▶ _WHAT THE TASK ASKS_: Format the data below as a numbered list, with blank lines omitted. Begin at the first line and stop after the line that contains "box-icon[interactable]: 📦: [613, 46, 635, 68]".

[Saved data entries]

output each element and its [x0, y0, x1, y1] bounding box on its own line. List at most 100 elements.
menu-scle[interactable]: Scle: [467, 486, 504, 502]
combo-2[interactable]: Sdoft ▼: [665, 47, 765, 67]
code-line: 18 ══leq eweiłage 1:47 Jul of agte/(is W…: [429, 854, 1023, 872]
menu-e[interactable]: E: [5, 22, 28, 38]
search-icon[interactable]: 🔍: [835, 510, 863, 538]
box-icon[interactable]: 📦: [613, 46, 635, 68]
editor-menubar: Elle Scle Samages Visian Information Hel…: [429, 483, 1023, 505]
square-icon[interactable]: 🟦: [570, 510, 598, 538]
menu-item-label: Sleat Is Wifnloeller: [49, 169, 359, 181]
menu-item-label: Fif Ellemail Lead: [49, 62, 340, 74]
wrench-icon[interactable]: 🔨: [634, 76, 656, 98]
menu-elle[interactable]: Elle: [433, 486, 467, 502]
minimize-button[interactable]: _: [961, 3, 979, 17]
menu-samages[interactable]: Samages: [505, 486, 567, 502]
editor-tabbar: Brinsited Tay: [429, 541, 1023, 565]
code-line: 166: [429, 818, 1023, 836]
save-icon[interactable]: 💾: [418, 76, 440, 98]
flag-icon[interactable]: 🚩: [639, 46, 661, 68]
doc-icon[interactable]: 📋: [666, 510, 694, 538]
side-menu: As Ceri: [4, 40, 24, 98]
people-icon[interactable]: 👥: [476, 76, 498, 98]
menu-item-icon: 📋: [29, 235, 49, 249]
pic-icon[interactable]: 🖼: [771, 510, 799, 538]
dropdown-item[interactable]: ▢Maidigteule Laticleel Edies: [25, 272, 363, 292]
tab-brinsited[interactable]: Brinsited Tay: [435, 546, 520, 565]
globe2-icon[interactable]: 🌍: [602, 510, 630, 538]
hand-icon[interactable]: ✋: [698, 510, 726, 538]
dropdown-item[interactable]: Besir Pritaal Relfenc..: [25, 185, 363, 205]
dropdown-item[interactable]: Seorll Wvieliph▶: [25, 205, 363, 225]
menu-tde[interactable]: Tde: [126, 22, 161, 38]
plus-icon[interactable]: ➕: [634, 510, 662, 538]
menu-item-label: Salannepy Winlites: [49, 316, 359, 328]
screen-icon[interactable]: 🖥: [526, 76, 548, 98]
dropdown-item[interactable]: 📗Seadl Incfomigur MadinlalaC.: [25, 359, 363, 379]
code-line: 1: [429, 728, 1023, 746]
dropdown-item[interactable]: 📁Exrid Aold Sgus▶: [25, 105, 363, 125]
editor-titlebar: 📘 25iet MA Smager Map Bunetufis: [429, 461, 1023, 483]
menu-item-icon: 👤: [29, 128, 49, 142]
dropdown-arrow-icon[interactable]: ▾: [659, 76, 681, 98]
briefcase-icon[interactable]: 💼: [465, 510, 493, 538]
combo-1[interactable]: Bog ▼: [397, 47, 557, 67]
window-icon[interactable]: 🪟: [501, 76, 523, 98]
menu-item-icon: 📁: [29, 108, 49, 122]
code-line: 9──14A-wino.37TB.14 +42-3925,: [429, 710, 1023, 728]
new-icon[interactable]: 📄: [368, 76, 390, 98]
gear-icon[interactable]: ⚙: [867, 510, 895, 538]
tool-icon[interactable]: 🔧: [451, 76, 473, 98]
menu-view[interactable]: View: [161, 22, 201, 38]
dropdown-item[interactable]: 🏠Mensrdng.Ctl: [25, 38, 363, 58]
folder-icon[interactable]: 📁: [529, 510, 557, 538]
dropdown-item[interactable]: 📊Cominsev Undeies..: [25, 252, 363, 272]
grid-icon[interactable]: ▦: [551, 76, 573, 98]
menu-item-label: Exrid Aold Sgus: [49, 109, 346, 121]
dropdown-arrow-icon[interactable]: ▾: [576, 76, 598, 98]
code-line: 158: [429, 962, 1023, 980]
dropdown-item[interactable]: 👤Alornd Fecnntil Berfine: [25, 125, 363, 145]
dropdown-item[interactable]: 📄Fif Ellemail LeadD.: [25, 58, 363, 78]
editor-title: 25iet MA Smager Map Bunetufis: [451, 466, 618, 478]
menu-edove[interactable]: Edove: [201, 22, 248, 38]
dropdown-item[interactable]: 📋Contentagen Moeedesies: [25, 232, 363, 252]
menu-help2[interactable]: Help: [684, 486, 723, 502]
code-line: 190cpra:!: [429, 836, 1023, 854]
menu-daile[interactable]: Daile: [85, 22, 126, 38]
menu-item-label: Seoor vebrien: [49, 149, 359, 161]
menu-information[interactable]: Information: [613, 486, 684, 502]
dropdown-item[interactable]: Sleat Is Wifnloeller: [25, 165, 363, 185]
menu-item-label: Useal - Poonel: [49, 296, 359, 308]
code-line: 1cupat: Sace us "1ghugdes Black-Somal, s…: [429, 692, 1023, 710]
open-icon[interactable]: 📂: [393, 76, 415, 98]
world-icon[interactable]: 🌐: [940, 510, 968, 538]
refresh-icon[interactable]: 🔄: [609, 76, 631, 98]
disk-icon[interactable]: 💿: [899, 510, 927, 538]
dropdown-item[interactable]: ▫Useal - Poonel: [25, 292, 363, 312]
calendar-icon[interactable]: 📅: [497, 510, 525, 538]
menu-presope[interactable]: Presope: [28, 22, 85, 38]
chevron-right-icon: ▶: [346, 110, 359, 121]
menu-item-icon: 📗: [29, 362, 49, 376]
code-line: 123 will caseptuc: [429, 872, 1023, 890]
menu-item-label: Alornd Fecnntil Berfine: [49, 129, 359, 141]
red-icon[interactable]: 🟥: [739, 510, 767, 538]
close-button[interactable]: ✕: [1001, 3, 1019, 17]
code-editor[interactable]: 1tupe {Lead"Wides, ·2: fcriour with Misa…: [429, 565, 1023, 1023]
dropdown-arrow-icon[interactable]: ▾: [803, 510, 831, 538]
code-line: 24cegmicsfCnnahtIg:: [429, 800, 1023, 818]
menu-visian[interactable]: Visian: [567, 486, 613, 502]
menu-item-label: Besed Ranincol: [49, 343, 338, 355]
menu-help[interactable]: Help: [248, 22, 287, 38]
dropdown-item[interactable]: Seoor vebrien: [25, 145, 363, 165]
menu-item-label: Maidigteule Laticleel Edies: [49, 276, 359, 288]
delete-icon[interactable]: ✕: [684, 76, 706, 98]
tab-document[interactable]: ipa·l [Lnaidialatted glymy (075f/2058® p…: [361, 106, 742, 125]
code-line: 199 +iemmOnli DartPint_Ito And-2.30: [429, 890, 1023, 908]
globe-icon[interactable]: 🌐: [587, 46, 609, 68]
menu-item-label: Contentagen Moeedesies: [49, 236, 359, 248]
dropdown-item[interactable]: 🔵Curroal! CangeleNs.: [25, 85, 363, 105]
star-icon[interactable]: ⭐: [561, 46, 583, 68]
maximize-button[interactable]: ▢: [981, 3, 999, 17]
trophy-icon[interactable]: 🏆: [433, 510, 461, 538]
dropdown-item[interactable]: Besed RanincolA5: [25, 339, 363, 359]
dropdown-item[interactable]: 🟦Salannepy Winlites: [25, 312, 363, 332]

▶ _WORKED ANSWER_:
1. output each element and its [x0, y0, x1, y1] bounding box on its own line. List at most 100 elements.
2. menu-scle[interactable]: Scle: [467, 486, 504, 502]
3. combo-2[interactable]: Sdoft ▼: [665, 47, 765, 67]
4. code-line: 18 ══leq eweiłage 1:47 Jul of agte/(is W…: [429, 854, 1023, 872]
5. menu-e[interactable]: E: [5, 22, 28, 38]
6. search-icon[interactable]: 🔍: [835, 510, 863, 538]
7. box-icon[interactable]: 📦: [613, 46, 635, 68]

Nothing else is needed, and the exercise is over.